═══ Source material

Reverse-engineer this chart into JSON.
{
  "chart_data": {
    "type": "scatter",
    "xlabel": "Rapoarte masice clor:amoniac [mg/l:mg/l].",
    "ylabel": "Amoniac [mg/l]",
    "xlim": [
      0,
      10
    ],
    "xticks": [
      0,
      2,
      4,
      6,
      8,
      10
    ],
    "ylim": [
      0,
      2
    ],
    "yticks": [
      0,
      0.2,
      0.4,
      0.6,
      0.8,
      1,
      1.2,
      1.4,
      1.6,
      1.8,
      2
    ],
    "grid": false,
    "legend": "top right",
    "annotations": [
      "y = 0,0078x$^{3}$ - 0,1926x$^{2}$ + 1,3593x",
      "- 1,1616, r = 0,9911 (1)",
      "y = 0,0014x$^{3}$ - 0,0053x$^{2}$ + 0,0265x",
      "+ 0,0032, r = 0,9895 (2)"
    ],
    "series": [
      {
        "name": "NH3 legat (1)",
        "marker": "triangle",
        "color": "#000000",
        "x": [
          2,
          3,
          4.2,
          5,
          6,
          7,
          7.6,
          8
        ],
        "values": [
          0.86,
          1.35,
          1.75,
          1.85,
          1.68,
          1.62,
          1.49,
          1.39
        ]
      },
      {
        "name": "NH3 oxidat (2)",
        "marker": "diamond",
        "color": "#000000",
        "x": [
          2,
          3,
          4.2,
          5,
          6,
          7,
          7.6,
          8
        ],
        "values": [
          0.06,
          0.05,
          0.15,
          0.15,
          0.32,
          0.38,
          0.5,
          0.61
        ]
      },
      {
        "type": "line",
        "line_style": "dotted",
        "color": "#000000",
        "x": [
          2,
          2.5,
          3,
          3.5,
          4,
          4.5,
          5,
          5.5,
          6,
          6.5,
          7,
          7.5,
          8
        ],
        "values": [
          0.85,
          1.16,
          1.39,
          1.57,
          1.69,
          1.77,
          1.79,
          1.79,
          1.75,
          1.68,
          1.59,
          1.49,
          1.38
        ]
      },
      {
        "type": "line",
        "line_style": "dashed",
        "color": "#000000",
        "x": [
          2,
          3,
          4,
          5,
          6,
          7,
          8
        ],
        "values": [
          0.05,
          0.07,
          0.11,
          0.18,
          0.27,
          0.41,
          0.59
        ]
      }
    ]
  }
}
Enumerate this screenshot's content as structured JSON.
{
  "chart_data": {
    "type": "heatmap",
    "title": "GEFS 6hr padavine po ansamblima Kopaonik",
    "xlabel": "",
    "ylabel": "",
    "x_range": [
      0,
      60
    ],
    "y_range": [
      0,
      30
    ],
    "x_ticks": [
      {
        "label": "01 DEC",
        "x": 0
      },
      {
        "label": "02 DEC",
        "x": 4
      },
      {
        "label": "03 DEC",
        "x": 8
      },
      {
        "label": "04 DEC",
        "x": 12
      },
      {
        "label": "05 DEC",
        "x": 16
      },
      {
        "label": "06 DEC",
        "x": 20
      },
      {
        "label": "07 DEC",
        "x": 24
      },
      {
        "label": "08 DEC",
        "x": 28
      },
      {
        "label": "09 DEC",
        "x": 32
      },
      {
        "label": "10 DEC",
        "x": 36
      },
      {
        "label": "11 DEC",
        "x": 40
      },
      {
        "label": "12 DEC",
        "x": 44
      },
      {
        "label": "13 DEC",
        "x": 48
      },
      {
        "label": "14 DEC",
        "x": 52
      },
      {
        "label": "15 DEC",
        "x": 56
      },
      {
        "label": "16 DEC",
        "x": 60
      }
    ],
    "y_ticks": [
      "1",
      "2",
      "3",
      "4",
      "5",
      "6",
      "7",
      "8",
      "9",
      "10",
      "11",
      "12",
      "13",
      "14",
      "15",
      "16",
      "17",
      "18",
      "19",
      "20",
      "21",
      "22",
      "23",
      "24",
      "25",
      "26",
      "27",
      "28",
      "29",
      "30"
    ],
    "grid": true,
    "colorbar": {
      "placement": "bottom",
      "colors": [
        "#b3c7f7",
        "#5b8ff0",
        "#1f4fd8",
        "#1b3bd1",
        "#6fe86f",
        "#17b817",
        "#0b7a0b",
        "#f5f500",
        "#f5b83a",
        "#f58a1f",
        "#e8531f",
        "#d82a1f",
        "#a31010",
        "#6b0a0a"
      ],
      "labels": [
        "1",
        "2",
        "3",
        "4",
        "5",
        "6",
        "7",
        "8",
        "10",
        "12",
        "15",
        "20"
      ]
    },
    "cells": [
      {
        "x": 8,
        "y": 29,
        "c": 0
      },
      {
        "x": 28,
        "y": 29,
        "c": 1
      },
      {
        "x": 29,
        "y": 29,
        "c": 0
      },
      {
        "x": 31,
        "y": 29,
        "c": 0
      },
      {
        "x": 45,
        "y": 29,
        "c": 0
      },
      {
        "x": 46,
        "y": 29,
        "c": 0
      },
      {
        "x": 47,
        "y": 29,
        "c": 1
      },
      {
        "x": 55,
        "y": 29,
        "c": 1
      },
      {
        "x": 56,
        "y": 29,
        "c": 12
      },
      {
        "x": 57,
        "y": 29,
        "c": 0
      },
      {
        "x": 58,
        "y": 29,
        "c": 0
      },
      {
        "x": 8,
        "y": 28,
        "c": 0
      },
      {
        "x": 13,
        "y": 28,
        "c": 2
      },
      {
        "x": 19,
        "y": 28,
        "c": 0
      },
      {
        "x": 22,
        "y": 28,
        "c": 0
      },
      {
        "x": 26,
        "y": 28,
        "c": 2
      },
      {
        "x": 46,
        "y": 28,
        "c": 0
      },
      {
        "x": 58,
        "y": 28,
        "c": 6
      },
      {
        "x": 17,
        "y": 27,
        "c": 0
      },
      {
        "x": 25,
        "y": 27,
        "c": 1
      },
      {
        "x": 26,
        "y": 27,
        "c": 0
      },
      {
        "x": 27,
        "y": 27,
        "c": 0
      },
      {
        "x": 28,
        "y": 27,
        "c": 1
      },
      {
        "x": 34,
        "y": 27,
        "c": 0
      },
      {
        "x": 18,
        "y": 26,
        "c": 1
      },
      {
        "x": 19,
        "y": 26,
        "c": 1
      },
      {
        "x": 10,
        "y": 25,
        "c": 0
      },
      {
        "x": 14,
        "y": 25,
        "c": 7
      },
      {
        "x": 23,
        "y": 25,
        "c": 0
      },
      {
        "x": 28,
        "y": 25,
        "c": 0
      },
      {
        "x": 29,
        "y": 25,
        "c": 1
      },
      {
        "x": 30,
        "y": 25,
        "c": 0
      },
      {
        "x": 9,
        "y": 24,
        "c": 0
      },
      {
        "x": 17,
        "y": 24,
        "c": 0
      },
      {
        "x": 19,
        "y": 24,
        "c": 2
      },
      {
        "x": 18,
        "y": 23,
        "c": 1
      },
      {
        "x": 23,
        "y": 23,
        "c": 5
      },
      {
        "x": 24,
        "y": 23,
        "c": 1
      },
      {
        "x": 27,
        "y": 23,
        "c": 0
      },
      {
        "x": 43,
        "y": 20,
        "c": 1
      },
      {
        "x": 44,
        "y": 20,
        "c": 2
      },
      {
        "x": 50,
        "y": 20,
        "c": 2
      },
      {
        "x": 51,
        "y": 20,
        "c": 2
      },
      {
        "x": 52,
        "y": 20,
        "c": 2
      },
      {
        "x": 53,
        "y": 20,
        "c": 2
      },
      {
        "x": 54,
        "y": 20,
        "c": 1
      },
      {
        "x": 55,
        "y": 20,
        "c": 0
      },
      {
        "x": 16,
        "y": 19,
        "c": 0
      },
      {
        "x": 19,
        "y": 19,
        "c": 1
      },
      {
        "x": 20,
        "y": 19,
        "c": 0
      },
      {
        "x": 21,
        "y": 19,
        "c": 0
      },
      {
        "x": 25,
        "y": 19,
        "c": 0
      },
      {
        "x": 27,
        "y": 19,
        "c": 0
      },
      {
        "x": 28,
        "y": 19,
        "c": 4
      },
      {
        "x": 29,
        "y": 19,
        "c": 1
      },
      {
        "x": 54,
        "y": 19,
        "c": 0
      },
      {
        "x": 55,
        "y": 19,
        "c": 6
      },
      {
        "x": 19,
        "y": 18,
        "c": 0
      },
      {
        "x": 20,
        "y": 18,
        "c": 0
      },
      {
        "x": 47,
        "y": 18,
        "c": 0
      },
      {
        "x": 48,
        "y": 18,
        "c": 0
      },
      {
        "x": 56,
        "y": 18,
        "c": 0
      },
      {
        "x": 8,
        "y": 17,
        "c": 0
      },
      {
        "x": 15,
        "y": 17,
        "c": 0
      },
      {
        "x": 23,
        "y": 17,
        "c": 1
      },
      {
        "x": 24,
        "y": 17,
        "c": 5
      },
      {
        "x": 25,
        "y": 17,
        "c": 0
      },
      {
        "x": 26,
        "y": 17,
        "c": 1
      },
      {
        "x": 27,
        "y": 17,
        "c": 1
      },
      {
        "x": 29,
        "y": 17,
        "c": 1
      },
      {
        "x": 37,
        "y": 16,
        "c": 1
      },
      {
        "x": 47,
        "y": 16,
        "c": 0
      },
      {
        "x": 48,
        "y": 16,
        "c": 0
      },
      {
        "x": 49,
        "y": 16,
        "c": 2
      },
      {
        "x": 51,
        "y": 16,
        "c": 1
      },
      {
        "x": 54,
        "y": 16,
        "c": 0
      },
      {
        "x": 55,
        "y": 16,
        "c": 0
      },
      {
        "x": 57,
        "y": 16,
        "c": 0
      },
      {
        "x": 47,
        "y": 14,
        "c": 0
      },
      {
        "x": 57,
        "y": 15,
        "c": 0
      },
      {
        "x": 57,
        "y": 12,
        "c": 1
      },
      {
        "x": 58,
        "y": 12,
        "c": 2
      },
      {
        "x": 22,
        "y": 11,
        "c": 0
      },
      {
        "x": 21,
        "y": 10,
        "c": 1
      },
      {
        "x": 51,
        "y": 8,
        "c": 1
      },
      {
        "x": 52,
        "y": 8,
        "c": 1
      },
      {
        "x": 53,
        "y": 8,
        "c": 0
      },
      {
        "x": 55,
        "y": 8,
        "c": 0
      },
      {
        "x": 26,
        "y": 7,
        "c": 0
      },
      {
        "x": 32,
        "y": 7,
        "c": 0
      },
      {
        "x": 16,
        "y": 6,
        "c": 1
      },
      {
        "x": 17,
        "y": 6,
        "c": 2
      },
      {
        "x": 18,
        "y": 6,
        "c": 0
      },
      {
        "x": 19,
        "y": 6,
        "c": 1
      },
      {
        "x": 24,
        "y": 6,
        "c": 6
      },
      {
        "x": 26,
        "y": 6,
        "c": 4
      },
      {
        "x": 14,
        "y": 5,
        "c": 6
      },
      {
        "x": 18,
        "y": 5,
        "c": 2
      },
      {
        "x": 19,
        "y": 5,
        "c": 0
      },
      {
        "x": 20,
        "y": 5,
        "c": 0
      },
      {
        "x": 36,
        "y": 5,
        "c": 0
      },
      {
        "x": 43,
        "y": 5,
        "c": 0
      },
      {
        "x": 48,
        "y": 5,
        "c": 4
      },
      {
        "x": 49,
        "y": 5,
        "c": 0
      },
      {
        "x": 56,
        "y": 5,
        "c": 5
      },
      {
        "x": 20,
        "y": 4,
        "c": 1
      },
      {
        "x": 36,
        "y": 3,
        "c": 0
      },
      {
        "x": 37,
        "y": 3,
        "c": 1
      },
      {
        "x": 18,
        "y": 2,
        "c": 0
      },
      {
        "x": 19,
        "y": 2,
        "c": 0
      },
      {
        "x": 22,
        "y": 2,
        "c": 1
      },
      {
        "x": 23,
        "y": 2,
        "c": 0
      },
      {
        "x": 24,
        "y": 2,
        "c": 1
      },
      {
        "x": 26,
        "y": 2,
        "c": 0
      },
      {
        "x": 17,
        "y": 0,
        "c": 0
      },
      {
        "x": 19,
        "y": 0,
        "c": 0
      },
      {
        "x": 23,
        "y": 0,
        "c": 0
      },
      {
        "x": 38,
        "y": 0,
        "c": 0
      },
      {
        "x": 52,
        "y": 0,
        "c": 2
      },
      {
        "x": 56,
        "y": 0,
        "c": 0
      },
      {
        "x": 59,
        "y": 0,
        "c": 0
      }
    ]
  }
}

══════

All lines above containing the string "this" are to be collected.

Reverse-engineer this chart into JSON.
Enumerate this screenshot's content as structured JSON.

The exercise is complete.